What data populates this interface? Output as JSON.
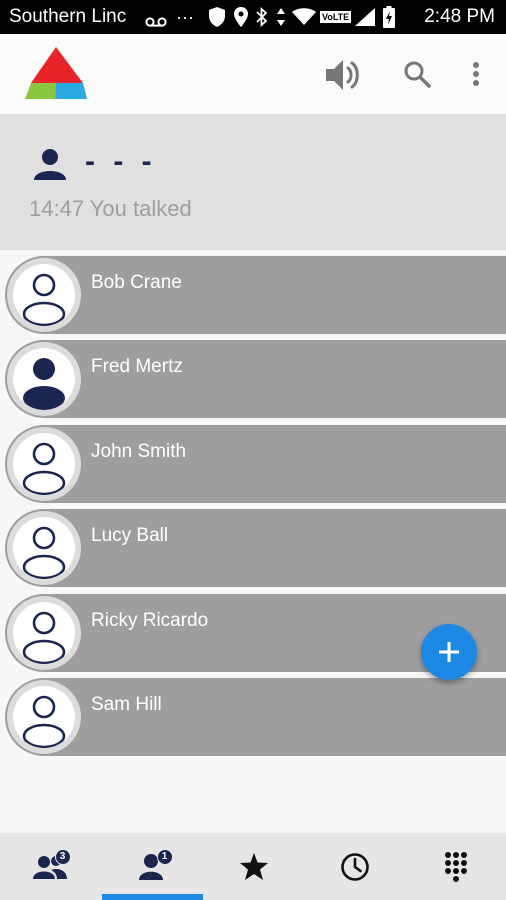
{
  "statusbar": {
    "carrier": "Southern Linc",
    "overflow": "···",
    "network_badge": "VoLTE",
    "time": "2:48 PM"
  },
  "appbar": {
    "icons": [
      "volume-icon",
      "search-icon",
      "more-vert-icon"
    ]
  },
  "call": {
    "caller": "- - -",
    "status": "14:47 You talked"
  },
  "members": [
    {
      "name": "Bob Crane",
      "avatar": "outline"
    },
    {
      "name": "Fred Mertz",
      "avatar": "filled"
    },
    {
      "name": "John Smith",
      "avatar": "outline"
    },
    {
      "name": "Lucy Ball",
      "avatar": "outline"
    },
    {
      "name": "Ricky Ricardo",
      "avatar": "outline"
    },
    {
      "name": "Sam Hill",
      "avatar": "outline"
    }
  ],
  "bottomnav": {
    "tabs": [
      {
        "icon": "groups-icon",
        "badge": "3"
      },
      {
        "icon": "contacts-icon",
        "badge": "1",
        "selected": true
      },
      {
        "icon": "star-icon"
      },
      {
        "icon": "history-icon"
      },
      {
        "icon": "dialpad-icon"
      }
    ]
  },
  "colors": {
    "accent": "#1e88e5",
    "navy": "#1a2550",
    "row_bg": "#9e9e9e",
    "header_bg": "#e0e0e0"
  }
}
++++
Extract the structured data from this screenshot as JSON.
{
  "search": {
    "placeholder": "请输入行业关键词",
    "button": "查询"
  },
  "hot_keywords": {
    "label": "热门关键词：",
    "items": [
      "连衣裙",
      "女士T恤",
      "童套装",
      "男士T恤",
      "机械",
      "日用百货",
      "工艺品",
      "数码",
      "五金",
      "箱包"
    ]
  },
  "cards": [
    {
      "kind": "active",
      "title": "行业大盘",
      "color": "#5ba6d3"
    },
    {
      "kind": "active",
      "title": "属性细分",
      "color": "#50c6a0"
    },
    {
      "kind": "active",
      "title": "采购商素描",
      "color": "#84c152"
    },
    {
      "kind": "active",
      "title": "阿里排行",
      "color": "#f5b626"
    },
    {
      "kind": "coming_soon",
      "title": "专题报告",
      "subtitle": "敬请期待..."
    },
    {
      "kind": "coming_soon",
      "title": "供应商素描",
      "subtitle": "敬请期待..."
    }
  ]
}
++++
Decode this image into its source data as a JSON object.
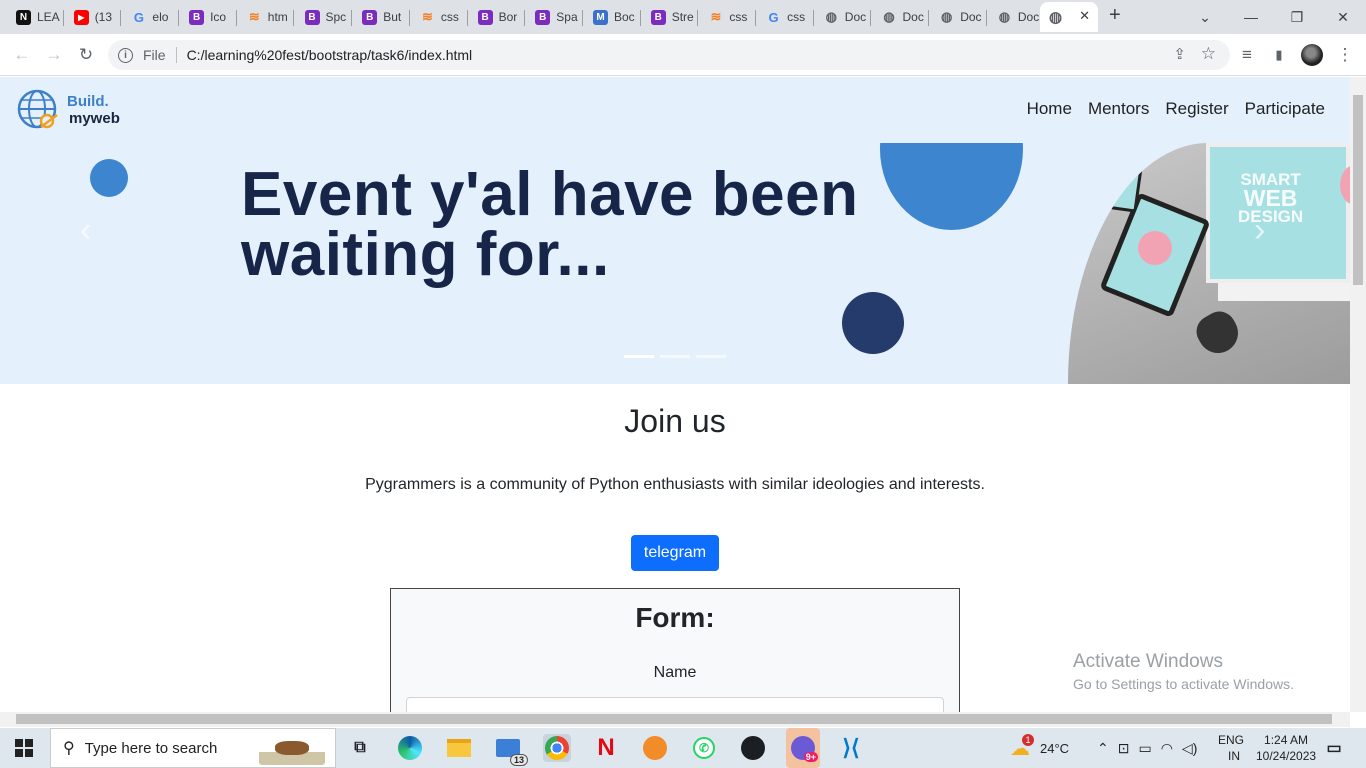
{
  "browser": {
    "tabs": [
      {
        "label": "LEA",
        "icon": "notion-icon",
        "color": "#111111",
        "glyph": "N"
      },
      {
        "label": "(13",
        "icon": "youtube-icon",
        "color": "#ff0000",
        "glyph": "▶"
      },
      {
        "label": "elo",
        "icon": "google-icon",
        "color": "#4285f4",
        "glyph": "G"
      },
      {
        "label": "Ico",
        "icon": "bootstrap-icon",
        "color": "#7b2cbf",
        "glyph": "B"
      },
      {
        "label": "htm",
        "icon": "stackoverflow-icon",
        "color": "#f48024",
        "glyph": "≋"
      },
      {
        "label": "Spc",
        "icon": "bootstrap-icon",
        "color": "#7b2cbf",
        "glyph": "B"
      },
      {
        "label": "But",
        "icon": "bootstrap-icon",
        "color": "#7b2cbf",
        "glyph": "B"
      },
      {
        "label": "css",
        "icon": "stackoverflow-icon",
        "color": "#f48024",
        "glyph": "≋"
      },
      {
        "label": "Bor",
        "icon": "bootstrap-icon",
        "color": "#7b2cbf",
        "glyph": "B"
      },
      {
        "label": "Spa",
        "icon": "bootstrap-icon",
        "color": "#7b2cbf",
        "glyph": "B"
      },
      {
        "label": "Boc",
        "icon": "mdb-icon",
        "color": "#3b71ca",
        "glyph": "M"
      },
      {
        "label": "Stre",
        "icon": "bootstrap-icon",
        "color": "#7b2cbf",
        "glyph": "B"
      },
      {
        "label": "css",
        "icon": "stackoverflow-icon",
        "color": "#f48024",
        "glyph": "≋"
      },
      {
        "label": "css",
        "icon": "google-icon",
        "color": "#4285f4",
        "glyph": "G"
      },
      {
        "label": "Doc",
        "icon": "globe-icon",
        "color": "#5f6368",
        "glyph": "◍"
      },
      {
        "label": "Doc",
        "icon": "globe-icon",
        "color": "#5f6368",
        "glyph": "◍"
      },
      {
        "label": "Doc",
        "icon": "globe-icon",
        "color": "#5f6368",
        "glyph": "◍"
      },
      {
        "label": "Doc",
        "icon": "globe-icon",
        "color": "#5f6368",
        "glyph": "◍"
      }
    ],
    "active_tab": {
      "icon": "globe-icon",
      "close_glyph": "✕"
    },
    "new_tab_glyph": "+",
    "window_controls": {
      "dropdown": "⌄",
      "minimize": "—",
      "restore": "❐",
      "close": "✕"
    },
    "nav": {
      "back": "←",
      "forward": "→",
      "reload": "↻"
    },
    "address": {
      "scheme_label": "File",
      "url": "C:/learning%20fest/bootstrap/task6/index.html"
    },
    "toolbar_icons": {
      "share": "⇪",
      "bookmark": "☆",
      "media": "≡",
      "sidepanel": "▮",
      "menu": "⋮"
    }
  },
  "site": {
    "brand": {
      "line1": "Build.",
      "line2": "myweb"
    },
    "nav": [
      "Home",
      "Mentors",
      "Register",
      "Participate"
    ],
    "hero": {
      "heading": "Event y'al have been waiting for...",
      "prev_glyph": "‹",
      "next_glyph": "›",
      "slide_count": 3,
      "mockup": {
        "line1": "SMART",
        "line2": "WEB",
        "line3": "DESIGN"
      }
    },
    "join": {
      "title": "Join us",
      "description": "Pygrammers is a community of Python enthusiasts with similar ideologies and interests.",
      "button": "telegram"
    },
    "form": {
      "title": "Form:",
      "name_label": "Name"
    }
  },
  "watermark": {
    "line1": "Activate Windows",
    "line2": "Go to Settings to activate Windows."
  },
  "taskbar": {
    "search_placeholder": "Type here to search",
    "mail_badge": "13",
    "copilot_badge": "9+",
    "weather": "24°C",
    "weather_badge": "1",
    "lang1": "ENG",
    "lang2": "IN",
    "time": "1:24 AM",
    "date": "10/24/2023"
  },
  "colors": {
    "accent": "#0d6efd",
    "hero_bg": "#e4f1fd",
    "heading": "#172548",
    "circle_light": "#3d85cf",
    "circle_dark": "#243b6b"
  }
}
++++
▶ **INSTRUCTION**
Identify each line in the records above that contains the word "search", and copy it out in full.

▶ **EXERCISE OUTPUT**
      "search-icon",
  "search": {
    "search_placeholder": "Type here to search",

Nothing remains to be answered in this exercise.